**GOAL:** Identify the lines that contain the string "screenshot", then copy each of them.
Begin
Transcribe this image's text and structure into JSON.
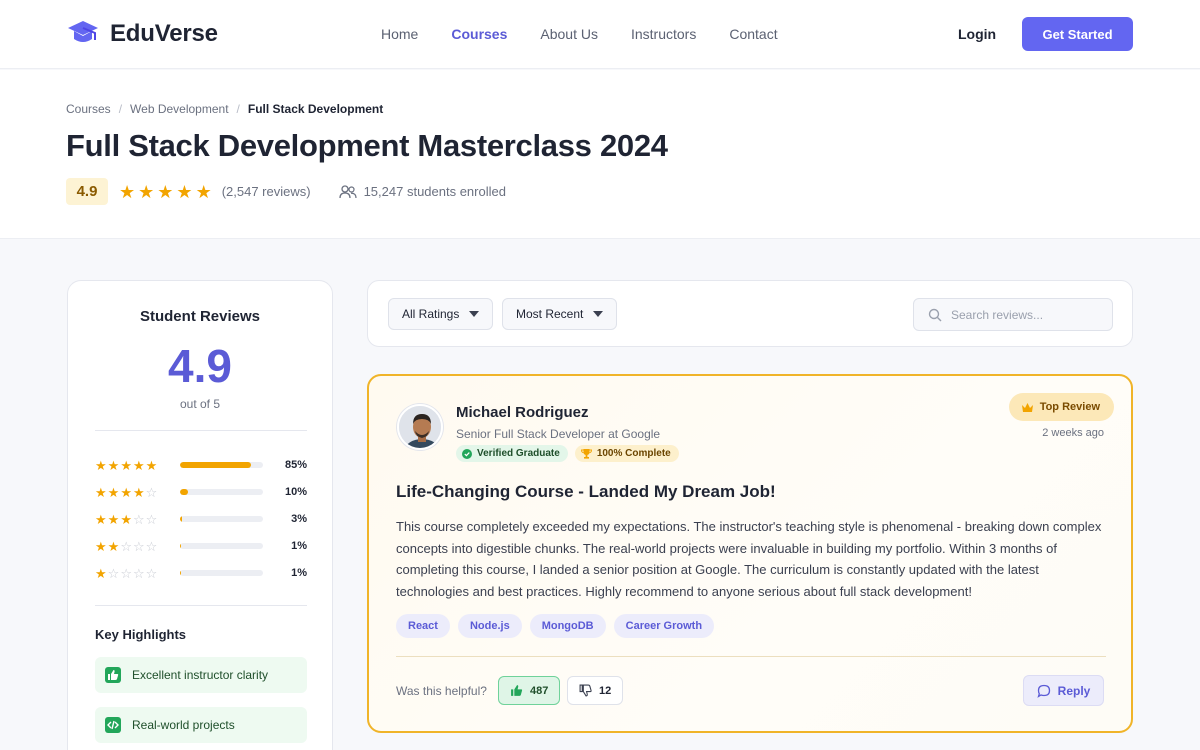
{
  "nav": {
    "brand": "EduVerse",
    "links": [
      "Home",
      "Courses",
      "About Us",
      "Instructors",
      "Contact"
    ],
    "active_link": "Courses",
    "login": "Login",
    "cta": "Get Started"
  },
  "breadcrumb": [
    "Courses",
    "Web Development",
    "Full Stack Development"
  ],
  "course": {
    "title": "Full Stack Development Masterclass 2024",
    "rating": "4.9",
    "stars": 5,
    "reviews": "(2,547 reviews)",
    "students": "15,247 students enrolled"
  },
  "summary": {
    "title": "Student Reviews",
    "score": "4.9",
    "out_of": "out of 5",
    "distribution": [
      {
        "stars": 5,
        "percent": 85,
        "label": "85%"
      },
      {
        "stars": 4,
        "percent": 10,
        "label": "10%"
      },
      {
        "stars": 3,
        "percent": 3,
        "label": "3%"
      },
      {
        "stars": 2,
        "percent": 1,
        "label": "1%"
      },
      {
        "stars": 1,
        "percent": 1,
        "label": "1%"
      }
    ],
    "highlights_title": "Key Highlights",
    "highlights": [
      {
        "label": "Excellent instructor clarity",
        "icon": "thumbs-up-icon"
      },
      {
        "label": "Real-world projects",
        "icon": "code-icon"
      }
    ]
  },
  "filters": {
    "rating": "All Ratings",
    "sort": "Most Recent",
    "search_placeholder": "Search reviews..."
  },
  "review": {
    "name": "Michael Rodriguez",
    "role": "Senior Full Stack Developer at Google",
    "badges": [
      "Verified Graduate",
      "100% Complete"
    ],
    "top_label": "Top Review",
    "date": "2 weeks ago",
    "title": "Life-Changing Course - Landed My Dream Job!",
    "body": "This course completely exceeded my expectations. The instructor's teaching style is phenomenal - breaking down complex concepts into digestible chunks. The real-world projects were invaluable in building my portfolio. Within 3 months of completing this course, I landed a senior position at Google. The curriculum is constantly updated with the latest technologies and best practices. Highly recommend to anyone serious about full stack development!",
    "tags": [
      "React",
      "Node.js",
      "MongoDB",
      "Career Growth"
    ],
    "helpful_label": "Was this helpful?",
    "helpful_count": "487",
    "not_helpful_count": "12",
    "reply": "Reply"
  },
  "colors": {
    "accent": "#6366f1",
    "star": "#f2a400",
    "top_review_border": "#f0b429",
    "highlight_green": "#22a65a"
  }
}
End
Begin
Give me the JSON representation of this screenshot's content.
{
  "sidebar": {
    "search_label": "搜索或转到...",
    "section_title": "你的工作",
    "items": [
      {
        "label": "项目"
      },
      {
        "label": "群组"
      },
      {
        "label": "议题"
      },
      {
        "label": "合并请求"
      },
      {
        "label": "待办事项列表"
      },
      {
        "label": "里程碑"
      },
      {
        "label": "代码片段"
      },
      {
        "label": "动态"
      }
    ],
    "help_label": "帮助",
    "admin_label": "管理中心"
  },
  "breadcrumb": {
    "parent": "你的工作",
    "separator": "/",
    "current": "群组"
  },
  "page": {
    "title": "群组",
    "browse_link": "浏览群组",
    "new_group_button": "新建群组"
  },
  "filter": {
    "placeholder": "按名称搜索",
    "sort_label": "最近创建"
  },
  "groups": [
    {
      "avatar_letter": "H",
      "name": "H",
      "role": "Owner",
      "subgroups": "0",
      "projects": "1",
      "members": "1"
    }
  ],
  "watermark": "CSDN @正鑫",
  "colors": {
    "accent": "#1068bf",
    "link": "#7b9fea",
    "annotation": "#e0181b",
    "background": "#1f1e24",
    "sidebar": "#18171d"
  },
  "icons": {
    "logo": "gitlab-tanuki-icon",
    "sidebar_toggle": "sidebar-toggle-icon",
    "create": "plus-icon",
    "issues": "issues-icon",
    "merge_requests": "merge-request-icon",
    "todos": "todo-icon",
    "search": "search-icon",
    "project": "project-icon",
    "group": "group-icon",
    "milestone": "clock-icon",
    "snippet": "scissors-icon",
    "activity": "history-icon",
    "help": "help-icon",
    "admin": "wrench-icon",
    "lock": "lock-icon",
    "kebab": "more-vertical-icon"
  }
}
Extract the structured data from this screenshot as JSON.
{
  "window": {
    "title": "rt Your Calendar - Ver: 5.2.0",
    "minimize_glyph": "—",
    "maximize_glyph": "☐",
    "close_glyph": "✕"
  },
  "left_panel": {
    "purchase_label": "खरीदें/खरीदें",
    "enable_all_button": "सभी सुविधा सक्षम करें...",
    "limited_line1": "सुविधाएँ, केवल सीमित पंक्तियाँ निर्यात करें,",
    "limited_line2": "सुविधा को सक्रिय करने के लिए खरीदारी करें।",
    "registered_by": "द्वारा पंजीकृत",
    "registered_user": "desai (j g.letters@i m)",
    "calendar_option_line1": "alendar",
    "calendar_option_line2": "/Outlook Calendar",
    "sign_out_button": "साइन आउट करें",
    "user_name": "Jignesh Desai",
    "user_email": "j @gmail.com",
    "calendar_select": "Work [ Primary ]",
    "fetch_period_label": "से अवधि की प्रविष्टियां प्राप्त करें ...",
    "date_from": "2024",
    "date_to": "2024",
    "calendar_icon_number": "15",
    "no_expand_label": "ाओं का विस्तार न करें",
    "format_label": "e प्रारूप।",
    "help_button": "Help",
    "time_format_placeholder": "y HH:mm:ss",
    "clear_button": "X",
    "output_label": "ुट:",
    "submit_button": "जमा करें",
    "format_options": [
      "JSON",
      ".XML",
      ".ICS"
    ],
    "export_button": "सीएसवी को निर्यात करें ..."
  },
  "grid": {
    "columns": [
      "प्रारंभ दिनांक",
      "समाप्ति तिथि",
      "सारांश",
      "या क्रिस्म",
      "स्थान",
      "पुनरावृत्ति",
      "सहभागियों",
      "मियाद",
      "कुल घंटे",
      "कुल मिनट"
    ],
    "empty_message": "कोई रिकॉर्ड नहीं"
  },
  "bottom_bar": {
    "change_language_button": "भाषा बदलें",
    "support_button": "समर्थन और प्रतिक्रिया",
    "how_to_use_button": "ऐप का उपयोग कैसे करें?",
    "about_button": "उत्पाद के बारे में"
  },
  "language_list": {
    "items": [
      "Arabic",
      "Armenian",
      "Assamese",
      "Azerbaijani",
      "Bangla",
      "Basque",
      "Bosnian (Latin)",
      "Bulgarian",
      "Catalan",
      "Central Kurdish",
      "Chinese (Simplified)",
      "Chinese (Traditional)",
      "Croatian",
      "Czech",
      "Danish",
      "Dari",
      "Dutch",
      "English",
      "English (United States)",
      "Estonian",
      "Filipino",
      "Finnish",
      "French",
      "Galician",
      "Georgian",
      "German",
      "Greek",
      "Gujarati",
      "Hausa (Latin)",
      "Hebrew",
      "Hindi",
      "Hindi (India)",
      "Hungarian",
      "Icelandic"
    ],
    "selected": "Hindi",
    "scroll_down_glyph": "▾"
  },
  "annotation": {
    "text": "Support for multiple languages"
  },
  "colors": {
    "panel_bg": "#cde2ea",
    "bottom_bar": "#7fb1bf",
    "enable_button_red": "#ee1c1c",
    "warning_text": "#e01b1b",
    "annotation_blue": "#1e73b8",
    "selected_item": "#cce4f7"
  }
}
End
Begin
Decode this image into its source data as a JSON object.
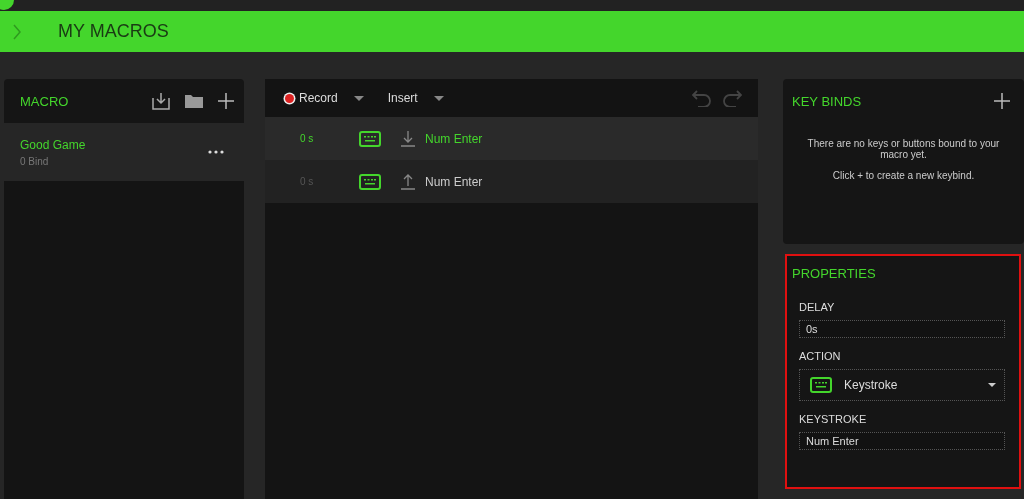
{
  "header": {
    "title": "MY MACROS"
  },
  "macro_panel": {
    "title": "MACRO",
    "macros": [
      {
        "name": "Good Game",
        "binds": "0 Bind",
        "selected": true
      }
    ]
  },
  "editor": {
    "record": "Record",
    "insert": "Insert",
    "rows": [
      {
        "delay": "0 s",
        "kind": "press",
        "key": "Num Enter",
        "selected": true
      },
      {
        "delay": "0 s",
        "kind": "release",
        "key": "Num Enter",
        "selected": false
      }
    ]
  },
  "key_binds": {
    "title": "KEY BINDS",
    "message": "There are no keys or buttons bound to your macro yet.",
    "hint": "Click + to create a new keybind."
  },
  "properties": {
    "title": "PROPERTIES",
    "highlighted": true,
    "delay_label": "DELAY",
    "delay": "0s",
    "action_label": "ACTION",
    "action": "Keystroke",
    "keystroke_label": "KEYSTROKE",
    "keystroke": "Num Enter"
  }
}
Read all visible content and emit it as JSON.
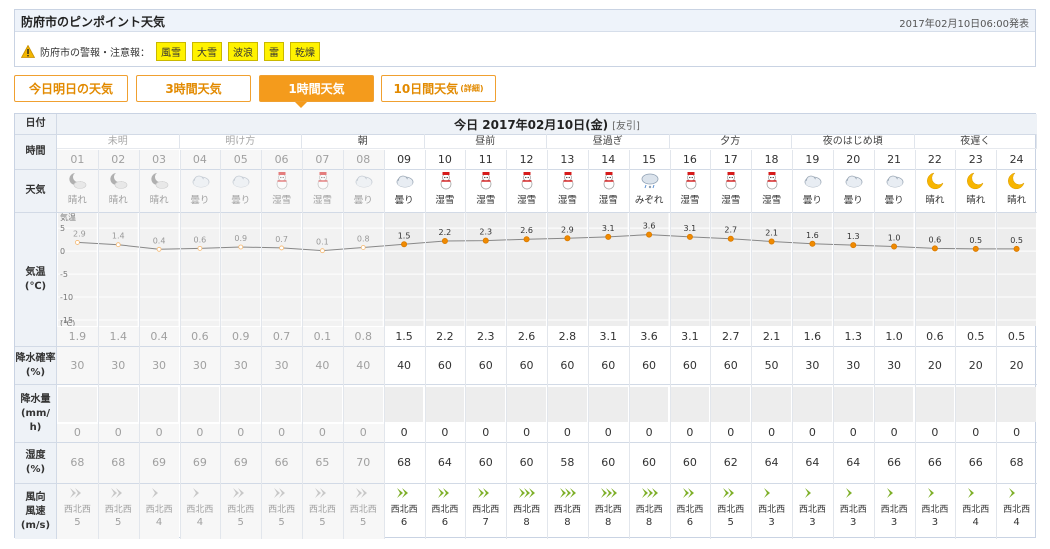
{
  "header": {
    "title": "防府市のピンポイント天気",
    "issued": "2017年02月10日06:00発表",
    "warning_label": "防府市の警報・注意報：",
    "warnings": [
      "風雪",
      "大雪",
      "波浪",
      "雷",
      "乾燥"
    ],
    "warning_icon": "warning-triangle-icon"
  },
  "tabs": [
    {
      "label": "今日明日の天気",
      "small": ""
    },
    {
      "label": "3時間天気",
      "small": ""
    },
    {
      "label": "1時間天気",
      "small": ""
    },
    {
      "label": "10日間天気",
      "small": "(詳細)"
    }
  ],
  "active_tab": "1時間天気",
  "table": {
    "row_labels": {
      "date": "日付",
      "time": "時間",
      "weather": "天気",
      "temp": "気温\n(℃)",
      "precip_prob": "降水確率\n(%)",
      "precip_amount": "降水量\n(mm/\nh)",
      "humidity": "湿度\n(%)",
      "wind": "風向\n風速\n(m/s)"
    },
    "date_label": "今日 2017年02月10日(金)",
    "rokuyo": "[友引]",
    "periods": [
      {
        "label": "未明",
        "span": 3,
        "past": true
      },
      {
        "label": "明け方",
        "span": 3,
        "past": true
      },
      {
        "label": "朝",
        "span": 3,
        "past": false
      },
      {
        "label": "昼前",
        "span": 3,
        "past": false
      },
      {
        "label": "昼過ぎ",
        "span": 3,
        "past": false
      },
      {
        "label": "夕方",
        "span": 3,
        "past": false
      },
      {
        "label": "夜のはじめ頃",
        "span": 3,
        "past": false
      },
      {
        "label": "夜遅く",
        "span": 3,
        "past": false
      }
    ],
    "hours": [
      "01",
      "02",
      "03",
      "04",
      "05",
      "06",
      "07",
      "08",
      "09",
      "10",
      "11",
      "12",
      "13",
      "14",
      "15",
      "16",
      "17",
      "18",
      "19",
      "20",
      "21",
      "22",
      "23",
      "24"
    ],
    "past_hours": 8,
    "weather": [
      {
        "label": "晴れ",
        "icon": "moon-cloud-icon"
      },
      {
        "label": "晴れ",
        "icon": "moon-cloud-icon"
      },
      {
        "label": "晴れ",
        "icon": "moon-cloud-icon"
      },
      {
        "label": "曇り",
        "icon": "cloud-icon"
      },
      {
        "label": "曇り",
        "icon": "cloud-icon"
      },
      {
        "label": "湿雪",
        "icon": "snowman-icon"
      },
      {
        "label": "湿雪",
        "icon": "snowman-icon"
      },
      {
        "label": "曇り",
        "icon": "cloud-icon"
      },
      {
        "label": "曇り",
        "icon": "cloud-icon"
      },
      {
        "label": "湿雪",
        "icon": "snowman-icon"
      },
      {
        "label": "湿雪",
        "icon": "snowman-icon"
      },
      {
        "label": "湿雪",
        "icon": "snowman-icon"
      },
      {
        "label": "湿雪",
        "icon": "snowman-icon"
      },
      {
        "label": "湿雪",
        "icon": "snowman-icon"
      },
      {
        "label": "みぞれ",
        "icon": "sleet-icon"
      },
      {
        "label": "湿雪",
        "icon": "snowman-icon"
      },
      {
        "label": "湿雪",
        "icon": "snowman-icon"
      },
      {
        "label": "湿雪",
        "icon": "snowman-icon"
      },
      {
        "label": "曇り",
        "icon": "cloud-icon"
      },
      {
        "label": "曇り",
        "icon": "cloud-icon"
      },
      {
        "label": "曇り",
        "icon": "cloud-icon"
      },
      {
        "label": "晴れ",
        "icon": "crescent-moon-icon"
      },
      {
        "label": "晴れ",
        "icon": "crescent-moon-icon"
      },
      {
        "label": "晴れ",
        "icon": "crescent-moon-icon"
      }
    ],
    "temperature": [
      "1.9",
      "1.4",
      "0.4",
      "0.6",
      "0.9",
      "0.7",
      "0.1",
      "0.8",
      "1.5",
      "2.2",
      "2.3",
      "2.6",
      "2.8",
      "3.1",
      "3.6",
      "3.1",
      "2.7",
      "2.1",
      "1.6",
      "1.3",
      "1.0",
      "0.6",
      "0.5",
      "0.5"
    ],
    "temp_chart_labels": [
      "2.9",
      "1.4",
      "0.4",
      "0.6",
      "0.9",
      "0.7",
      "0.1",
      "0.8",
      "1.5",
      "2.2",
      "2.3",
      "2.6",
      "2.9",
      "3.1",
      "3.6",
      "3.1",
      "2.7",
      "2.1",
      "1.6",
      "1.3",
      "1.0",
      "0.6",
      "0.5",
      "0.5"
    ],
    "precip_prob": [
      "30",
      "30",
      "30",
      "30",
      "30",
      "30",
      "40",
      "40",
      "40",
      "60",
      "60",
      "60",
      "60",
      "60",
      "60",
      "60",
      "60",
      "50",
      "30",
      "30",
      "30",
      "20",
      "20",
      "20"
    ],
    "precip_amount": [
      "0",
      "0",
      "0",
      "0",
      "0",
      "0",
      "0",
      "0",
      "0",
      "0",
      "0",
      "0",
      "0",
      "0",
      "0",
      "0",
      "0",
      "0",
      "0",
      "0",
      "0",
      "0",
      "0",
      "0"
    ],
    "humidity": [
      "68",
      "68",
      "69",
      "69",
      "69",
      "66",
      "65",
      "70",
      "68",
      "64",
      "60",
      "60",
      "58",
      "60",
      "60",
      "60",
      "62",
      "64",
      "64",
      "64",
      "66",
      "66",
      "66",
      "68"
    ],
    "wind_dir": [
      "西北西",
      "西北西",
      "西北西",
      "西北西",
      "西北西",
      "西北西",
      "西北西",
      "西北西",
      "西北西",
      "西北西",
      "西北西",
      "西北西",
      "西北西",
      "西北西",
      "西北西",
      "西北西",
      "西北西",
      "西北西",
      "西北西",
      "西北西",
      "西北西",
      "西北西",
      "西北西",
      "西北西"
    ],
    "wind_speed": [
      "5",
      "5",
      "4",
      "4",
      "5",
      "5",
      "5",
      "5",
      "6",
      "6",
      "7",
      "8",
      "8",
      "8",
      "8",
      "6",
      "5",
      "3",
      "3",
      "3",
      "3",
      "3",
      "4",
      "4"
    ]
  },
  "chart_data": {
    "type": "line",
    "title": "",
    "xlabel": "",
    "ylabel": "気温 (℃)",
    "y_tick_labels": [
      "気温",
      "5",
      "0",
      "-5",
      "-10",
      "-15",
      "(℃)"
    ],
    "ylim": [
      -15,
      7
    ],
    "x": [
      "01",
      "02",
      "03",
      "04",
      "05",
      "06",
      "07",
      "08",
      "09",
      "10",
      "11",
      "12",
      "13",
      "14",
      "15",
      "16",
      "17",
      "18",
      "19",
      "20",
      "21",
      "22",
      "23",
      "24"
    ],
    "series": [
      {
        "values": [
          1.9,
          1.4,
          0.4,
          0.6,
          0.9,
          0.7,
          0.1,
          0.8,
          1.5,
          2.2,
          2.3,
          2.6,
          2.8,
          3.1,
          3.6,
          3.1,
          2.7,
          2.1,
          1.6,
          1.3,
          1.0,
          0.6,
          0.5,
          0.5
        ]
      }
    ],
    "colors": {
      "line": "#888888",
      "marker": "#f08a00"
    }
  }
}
End
**SOLUTION TO THE PROBLEM:**
Give me the JSON representation of this screenshot's content.
Extract the structured data from this screenshot as JSON.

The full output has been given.